## Written problem
Locate every line in the records below that contains the word "pressure", and copy each one.

## Information shown
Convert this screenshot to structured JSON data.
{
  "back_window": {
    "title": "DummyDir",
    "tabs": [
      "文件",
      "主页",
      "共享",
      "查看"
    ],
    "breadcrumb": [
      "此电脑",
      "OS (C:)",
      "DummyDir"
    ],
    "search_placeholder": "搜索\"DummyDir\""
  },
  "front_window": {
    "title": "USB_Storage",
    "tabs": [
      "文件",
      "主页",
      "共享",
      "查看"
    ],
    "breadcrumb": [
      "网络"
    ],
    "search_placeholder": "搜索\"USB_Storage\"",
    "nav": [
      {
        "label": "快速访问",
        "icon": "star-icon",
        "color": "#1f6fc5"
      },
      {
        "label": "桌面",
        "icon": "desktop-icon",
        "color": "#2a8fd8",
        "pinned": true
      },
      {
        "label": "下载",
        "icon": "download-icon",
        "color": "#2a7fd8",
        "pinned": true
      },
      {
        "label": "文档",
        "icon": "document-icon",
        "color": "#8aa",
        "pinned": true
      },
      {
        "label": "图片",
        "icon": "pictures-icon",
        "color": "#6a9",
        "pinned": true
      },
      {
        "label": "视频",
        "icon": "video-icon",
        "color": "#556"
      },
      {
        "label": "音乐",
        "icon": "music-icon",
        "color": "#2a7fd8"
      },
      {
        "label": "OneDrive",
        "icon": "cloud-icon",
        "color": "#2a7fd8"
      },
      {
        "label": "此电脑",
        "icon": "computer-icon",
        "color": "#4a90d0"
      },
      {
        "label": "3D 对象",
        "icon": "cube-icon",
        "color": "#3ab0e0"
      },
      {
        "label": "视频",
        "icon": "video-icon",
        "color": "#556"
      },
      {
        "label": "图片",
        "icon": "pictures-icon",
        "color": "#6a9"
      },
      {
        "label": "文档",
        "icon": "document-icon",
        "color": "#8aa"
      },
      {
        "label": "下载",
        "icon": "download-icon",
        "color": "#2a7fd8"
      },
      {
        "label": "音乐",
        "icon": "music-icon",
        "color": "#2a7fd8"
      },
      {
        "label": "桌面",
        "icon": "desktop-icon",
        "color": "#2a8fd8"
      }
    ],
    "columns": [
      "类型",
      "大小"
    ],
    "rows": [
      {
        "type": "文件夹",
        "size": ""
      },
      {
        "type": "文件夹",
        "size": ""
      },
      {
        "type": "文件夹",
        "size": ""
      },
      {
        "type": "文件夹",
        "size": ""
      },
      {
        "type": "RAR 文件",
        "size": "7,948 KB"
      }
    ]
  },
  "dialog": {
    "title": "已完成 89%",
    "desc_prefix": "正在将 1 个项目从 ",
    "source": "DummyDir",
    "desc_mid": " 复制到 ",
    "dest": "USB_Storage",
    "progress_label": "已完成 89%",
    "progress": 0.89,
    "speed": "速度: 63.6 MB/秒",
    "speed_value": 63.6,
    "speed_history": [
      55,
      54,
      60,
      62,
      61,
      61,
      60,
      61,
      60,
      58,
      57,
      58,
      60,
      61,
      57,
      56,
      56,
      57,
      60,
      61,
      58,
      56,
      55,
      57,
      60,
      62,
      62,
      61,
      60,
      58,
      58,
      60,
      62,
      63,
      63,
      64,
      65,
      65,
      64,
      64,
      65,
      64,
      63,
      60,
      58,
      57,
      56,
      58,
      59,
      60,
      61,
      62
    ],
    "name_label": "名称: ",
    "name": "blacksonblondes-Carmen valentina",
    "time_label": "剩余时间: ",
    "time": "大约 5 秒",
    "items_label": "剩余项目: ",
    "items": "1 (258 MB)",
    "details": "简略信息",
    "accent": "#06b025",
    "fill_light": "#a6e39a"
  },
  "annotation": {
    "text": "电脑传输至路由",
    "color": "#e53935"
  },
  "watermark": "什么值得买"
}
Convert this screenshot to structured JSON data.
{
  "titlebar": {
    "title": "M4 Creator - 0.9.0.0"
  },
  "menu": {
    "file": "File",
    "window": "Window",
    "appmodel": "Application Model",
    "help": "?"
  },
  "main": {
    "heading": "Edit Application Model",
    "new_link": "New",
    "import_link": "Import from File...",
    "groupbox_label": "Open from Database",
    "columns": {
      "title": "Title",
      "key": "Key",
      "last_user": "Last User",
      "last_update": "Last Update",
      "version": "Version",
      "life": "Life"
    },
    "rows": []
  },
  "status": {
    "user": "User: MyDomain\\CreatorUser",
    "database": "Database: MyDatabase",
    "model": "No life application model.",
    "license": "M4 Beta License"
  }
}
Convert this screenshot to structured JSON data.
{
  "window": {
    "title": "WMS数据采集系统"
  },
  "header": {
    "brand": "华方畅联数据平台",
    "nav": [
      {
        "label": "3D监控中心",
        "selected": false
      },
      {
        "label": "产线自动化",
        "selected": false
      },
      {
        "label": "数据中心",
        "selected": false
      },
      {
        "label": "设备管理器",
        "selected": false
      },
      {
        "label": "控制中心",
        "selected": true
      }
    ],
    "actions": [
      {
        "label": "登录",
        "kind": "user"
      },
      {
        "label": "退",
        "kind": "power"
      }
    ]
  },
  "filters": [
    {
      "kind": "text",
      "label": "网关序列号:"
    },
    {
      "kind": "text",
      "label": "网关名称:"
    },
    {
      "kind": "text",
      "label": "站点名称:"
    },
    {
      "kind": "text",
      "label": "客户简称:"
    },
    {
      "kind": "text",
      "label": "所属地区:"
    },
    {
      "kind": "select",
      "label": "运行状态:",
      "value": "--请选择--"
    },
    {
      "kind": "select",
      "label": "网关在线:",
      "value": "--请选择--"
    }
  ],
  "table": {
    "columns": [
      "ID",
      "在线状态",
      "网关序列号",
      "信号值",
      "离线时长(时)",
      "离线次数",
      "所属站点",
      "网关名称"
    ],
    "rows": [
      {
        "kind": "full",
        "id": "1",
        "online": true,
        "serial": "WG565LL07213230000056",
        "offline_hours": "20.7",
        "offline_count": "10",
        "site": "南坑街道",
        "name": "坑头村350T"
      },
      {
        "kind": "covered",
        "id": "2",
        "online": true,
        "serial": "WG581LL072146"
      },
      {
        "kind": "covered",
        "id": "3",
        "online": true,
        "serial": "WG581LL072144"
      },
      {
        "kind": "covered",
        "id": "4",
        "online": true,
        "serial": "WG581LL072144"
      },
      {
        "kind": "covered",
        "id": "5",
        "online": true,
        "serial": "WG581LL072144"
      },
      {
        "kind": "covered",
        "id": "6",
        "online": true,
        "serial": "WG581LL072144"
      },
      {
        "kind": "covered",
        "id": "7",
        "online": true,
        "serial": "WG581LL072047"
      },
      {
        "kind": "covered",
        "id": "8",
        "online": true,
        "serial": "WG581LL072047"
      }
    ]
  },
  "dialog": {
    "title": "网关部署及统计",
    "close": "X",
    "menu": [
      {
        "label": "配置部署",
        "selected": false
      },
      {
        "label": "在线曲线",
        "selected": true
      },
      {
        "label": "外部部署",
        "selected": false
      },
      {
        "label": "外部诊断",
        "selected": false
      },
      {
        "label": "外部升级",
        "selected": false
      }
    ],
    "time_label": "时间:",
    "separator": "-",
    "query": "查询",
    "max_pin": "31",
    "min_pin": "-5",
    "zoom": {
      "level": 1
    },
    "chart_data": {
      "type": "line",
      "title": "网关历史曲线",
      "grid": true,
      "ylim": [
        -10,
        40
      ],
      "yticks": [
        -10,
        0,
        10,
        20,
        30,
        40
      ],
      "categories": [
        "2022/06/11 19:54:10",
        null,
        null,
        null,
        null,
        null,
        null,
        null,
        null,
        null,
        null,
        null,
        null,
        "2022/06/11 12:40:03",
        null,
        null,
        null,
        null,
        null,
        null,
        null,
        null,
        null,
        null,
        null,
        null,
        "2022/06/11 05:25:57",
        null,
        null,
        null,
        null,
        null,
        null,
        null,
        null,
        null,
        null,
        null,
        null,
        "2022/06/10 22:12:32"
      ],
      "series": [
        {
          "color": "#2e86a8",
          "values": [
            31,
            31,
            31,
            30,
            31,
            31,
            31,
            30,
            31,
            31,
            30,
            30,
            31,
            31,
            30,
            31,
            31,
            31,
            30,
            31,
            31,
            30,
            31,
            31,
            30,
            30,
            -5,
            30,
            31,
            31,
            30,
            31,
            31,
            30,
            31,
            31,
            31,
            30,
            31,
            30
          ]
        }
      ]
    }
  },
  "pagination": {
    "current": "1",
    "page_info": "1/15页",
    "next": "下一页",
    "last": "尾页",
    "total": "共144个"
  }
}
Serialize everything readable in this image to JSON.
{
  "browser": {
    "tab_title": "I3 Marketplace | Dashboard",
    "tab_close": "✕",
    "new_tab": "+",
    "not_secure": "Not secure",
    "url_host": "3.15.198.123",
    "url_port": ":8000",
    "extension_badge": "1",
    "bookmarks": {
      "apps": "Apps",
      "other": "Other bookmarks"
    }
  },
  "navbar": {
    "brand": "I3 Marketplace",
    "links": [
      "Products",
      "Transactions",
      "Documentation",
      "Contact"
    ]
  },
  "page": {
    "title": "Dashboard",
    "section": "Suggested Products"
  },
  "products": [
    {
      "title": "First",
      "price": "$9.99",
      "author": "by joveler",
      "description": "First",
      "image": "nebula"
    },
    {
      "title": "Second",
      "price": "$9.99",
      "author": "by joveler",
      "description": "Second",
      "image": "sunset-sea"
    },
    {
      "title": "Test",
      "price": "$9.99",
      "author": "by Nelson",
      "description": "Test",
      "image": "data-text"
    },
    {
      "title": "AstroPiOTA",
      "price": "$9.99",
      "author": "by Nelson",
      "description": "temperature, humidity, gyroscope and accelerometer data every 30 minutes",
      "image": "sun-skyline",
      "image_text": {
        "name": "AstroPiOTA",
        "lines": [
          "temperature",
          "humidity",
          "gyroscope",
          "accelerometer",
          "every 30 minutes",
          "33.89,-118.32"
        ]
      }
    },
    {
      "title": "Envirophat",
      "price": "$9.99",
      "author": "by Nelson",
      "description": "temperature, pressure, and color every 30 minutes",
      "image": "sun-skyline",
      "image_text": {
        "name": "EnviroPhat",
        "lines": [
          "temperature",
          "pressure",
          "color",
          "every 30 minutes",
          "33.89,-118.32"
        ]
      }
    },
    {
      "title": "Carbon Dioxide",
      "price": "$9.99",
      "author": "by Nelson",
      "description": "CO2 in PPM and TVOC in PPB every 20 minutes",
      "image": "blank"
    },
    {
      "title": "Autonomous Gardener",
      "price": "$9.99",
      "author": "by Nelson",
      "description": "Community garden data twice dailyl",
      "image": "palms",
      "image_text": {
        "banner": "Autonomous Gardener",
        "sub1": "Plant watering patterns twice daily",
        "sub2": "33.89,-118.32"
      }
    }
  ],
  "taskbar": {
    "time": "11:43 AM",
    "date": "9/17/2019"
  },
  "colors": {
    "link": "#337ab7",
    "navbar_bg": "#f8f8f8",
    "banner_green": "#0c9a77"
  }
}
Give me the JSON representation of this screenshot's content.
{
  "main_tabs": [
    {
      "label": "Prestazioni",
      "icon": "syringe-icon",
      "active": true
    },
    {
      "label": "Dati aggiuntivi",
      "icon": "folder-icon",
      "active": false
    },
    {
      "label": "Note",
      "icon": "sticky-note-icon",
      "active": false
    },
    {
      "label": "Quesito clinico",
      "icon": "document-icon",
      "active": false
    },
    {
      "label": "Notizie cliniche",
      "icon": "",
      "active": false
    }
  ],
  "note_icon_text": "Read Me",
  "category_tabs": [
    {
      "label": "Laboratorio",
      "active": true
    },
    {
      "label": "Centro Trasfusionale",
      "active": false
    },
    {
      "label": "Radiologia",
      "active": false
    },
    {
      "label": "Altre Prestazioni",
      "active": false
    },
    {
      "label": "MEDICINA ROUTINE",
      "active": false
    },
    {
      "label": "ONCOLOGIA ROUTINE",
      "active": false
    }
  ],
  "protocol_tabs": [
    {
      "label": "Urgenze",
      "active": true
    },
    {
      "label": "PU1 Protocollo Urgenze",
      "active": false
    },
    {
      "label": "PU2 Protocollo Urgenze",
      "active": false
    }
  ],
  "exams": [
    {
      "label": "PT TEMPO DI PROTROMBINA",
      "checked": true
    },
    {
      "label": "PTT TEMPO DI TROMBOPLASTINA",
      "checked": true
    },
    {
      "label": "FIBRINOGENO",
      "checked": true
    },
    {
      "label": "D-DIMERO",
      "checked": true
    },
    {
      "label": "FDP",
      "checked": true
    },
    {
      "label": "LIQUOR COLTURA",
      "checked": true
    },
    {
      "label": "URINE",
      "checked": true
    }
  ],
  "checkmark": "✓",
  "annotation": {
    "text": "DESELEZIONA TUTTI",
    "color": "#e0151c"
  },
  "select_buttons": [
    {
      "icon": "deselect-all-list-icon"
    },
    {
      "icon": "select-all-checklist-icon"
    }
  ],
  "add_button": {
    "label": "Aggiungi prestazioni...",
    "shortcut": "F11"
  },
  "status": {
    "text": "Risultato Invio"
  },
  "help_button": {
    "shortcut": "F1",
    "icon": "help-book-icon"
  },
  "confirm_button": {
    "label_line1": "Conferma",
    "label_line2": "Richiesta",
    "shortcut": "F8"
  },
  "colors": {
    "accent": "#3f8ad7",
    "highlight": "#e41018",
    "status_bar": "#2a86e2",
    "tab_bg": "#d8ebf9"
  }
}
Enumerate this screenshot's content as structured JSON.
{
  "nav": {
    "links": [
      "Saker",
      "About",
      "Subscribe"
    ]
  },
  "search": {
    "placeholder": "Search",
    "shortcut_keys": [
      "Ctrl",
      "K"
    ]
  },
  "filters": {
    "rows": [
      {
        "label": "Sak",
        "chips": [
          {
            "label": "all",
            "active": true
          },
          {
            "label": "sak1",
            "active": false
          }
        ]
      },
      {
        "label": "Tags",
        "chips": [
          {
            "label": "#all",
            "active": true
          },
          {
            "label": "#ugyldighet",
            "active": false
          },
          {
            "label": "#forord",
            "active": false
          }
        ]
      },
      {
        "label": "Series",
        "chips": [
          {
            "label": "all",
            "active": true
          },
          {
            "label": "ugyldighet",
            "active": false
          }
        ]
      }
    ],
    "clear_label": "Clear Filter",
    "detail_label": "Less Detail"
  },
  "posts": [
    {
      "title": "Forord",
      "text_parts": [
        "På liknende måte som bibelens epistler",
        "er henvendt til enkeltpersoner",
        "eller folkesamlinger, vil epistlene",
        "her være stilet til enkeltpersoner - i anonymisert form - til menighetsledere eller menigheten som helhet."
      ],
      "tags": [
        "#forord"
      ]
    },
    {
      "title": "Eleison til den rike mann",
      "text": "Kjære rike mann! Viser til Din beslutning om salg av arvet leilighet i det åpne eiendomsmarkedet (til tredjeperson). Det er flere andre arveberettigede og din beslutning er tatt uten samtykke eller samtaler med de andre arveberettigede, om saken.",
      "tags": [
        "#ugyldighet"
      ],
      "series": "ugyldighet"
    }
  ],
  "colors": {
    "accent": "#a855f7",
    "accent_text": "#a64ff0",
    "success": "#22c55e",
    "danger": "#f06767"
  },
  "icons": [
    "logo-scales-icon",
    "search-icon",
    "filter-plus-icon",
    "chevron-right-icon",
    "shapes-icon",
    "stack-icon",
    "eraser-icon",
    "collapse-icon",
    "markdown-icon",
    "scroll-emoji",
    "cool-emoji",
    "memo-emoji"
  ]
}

## Reply
      "description": "temperature, pressure, and color every 30 minutes",
          "pressure",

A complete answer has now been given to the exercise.